Extracted data entries:
════════

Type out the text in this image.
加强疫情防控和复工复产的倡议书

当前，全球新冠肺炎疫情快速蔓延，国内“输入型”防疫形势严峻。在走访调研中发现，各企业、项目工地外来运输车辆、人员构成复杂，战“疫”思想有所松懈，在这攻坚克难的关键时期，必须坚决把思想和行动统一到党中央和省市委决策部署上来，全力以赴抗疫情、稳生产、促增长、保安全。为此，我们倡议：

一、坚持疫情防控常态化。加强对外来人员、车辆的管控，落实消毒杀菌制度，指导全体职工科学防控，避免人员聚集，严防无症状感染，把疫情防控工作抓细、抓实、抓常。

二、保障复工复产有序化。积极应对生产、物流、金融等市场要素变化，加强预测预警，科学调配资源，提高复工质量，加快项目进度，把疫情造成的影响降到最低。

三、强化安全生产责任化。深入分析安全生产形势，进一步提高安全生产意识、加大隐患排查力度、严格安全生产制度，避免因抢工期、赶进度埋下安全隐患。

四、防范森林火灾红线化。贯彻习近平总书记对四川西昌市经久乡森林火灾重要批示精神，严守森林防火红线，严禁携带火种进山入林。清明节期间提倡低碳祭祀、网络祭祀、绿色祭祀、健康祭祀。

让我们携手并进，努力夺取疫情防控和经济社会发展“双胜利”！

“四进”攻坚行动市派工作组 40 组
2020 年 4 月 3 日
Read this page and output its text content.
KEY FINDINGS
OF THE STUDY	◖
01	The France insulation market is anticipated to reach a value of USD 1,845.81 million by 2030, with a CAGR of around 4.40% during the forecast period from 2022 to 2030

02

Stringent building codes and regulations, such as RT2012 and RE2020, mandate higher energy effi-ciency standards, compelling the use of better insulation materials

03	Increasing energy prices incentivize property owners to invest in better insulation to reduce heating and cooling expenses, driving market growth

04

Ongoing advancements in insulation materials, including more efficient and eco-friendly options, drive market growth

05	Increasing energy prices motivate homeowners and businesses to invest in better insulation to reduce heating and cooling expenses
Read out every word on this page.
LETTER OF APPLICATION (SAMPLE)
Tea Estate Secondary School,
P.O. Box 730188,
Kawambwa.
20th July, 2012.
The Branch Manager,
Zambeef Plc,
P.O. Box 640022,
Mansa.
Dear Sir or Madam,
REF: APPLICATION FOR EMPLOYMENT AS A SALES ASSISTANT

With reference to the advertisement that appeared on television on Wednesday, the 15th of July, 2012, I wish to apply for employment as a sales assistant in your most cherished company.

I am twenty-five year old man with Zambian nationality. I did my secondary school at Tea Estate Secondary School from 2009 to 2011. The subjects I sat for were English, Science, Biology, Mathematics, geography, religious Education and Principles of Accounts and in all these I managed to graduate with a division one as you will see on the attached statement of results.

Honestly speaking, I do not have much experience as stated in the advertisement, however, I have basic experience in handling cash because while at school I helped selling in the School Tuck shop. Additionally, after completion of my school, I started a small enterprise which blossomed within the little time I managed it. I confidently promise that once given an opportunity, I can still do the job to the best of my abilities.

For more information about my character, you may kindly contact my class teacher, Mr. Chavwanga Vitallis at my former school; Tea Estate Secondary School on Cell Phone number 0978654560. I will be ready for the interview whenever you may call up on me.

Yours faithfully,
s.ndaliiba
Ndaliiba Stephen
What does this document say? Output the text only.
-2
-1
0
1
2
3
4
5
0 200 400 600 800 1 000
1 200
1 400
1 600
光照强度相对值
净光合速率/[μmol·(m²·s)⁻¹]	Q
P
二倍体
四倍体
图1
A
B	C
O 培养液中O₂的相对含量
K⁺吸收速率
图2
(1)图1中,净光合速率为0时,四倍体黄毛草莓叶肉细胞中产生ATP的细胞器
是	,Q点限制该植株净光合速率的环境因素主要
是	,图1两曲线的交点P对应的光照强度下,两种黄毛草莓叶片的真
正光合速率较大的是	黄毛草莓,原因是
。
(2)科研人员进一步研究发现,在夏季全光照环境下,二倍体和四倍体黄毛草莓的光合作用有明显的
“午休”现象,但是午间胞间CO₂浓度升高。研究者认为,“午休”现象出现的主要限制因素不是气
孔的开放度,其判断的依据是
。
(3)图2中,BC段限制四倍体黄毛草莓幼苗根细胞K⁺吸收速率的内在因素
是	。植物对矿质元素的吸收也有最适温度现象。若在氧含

════════

§ The exercise
Extract, exactly as they appear, the lines from the one containing "What does this" through the final line.

§ Result of this exercise
What does this document say? Output the text only.
-2
-1
0
1
2
3
4
5
0 200 400 600 800 1 000
1 200
1 400
1 600
光照强度相对值
净光合速率/[μmol·(m²·s)⁻¹]	Q
P
二倍体
四倍体
图1
A
B	C
O 培养液中O₂的相对含量
K⁺吸收速率
图2
(1)图1中,净光合速率为0时,四倍体黄毛草莓叶肉细胞中产生ATP的细胞器
是	,Q点限制该植株净光合速率的环境因素主要
是	,图1两曲线的交点P对应的光照强度下,两种黄毛草莓叶片的真
正光合速率较大的是	黄毛草莓,原因是
。
(2)科研人员进一步研究发现,在夏季全光照环境下,二倍体和四倍体黄毛草莓的光合作用有明显的
“午休”现象,但是午间胞间CO₂浓度升高。研究者认为,“午休”现象出现的主要限制因素不是气
孔的开放度,其判断的依据是
。
(3)图2中,BC段限制四倍体黄毛草莓幼苗根细胞K⁺吸收速率的内在因素
是	。植物对矿质元素的吸收也有最适温度现象。若在氧含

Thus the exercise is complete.